↓

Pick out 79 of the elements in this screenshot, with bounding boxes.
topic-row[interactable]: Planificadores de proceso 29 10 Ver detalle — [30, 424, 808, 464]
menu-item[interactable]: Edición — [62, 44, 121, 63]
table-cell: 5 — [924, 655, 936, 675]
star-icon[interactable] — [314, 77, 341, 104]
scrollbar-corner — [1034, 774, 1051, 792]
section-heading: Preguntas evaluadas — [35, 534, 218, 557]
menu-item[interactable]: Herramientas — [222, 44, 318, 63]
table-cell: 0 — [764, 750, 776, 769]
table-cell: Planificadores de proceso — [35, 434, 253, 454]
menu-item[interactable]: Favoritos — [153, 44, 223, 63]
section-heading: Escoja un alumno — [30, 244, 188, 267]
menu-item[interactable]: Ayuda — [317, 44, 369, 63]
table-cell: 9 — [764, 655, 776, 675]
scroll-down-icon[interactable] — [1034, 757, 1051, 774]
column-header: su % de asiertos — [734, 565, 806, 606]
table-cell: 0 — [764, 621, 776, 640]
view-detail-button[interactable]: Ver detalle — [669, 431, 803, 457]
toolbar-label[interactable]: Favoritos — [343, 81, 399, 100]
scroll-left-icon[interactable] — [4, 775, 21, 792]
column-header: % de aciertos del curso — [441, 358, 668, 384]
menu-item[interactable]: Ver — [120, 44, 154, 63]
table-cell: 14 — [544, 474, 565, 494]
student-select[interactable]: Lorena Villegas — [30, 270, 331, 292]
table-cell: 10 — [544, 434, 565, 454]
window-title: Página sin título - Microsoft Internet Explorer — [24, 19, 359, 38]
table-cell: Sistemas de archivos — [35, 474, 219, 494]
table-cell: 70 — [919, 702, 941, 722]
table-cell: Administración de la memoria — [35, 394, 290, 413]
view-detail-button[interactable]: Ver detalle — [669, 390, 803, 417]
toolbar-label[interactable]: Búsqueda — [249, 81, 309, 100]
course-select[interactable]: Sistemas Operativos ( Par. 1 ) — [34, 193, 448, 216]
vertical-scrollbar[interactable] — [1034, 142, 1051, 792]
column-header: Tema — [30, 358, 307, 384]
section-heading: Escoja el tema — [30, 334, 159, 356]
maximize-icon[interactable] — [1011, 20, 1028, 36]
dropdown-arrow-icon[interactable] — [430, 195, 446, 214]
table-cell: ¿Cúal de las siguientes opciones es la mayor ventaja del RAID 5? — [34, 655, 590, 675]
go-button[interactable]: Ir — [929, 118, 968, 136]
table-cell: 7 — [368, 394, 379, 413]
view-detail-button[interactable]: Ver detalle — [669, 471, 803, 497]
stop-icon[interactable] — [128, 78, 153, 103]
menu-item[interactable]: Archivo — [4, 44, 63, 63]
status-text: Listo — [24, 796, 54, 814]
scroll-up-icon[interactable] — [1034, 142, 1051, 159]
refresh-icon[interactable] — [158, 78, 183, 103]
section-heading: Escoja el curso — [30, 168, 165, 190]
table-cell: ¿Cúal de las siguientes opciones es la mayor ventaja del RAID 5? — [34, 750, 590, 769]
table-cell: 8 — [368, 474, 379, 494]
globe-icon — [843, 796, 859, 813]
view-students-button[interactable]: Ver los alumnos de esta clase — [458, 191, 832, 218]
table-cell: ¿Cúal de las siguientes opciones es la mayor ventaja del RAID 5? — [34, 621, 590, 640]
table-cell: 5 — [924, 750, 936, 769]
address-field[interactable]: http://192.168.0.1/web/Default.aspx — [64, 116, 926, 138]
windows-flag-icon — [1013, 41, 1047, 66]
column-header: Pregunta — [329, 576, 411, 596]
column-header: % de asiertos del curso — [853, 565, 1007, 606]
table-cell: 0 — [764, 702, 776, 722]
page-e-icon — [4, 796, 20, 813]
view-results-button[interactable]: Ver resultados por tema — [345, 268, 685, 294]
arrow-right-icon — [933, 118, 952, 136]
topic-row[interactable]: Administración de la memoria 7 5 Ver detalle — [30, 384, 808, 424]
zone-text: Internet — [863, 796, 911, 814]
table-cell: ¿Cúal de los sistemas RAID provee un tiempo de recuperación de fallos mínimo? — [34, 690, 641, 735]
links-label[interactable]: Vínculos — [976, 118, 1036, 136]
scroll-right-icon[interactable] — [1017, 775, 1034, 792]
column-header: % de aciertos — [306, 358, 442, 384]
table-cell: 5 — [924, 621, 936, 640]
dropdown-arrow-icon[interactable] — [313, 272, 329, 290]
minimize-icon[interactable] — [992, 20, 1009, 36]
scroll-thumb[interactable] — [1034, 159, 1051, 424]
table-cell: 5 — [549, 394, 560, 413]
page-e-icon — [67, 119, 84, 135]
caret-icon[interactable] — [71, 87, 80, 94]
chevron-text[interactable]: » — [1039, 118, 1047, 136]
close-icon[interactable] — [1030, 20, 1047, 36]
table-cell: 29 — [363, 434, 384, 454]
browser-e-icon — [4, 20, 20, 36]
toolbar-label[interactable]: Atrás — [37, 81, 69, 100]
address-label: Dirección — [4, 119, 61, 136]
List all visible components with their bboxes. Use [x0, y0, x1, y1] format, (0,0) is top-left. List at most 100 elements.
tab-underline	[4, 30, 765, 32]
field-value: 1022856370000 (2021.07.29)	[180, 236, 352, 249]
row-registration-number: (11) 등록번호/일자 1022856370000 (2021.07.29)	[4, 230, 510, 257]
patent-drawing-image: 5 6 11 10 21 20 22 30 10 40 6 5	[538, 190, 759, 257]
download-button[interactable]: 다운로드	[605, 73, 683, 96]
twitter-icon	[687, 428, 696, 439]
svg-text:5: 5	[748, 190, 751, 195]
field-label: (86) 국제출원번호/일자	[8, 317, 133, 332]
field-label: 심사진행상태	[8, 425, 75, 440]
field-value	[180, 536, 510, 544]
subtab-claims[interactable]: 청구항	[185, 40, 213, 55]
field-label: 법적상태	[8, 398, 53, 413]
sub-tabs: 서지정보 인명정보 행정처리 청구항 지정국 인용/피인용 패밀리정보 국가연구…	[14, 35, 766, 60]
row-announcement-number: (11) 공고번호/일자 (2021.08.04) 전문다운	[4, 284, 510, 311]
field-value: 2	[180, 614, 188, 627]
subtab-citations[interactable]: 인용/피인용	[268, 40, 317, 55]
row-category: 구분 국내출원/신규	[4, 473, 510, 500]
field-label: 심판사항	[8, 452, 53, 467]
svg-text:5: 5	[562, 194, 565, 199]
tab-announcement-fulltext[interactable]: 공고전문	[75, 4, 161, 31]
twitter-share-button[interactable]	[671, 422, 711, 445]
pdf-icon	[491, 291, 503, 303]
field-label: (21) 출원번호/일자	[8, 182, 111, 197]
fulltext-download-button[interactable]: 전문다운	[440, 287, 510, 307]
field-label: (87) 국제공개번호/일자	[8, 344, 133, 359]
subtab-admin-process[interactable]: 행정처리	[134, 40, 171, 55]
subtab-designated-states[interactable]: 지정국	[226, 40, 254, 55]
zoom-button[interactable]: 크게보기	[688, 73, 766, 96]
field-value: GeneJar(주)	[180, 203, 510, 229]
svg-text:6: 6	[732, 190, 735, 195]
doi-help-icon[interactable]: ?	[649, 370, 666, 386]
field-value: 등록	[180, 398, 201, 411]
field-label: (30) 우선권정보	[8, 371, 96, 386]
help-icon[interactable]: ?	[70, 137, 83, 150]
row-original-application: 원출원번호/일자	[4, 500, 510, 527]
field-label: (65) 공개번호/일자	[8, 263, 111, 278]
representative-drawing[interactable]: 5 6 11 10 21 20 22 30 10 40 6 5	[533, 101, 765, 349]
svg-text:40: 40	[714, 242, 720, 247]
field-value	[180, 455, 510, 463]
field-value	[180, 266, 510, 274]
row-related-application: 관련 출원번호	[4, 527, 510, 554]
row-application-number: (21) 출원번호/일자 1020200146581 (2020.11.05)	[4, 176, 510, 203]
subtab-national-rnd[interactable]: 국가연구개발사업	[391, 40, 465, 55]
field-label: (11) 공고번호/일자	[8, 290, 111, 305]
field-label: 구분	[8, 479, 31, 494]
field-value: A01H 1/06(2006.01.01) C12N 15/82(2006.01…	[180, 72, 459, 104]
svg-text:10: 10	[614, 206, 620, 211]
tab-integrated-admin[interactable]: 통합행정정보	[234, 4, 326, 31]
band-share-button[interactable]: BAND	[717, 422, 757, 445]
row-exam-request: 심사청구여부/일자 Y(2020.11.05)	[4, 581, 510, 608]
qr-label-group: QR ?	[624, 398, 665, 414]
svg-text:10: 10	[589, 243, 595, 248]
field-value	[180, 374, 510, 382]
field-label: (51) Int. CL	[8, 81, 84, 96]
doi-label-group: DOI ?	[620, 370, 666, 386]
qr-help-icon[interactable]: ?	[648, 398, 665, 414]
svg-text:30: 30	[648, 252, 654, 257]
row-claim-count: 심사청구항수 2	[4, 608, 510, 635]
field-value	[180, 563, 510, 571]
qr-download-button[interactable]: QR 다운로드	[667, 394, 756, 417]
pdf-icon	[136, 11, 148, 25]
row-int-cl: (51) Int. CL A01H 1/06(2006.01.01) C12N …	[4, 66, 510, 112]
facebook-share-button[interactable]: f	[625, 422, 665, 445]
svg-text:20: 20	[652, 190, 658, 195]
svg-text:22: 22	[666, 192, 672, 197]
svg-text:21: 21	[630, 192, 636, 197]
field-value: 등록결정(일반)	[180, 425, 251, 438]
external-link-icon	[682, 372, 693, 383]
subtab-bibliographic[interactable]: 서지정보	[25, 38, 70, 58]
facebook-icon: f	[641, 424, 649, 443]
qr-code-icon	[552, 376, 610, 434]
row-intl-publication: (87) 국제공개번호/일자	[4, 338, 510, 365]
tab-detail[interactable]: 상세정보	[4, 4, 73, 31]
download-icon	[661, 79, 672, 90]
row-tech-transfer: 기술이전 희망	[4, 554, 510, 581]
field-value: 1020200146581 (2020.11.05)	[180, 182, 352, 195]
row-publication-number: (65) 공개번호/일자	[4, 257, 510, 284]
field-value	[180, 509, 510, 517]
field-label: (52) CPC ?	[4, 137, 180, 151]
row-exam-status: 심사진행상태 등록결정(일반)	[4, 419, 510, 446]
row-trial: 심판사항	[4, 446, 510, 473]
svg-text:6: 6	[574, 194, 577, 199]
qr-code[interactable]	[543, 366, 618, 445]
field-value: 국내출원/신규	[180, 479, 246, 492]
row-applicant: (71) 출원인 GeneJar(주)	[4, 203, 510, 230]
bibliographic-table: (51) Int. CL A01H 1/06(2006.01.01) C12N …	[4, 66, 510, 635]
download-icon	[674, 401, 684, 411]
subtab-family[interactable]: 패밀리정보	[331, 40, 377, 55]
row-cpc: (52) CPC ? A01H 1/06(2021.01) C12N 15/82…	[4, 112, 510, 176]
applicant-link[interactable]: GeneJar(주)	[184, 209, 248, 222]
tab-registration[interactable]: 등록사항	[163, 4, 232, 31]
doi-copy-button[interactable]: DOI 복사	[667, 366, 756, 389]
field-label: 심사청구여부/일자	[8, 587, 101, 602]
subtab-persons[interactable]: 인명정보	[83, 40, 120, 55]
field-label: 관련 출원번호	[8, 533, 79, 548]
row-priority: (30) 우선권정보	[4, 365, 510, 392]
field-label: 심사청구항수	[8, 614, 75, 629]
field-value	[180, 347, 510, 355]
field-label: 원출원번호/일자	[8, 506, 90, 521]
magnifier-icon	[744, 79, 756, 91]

↑

Report only the number of lines in the data that contain the string "Escoja", counting a match only when its capitalization is identical.

[Result of the exercise]
3